#### Short problem:
Comb through the entries for "internet" and pull out each line that holds it.

#### Raw data:
⟨
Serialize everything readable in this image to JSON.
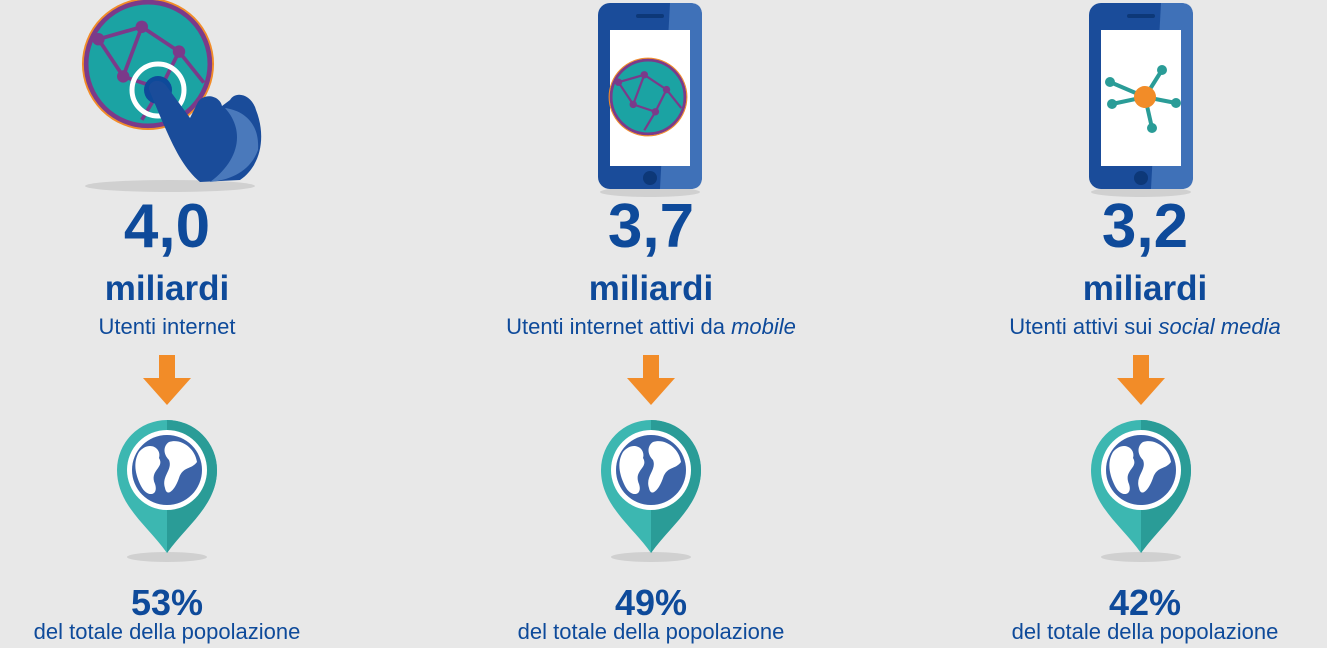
{
  "items": [
    {
      "number": "4,0",
      "unit": "miliardi",
      "label": "Utenti internet",
      "percent": "53%",
      "caption": "del totale della popolazione"
    },
    {
      "number": "3,7",
      "unit": "miliardi",
      "label": "Utenti internet attivi da",
      "label_italic": "mobile",
      "percent": "49%",
      "caption": "del totale della popolazione"
    },
    {
      "number": "3,2",
      "unit": "miliardi",
      "label": "Utenti attivi sui",
      "label_italic": "social media",
      "percent": "42%",
      "caption": "del totale della popolazione"
    }
  ]
}
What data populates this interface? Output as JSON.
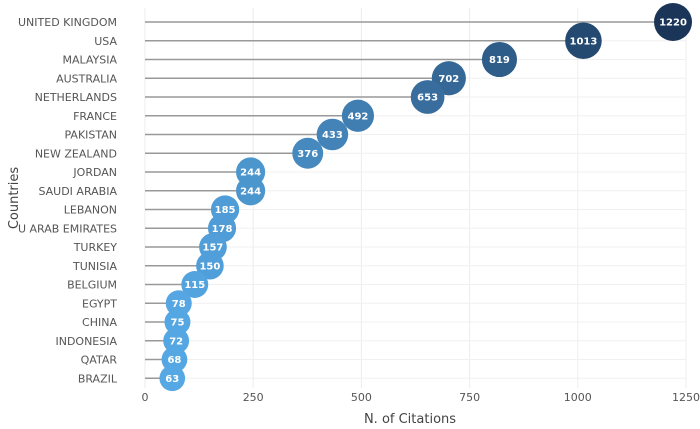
{
  "chart_data": {
    "type": "lollipop",
    "orientation": "horizontal",
    "xlabel": "N. of Citations",
    "ylabel": "Countries",
    "xlim": [
      0,
      1250
    ],
    "xticks": [
      0,
      250,
      500,
      750,
      1000,
      1250
    ],
    "grid": true,
    "legend": "none",
    "color_scale": [
      "#56a9e6",
      "#1b3558"
    ],
    "categories": [
      "UNITED KINGDOM",
      "USA",
      "MALAYSIA",
      "AUSTRALIA",
      "NETHERLANDS",
      "FRANCE",
      "PAKISTAN",
      "NEW ZEALAND",
      "JORDAN",
      "SAUDI ARABIA",
      "LEBANON",
      "U ARAB EMIRATES",
      "TURKEY",
      "TUNISIA",
      "BELGIUM",
      "EGYPT",
      "CHINA",
      "INDONESIA",
      "QATAR",
      "BRAZIL"
    ],
    "values": [
      1220,
      1013,
      819,
      702,
      653,
      492,
      433,
      376,
      244,
      244,
      185,
      178,
      157,
      150,
      115,
      78,
      75,
      72,
      68,
      63
    ]
  }
}
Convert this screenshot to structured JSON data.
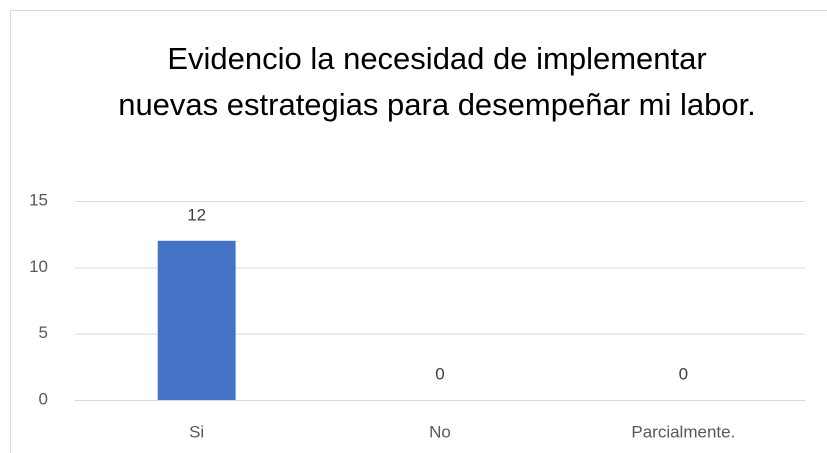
⟩
#### The reply:
      "label": "Utenti internet",
      "label": "Utenti internet attivi da",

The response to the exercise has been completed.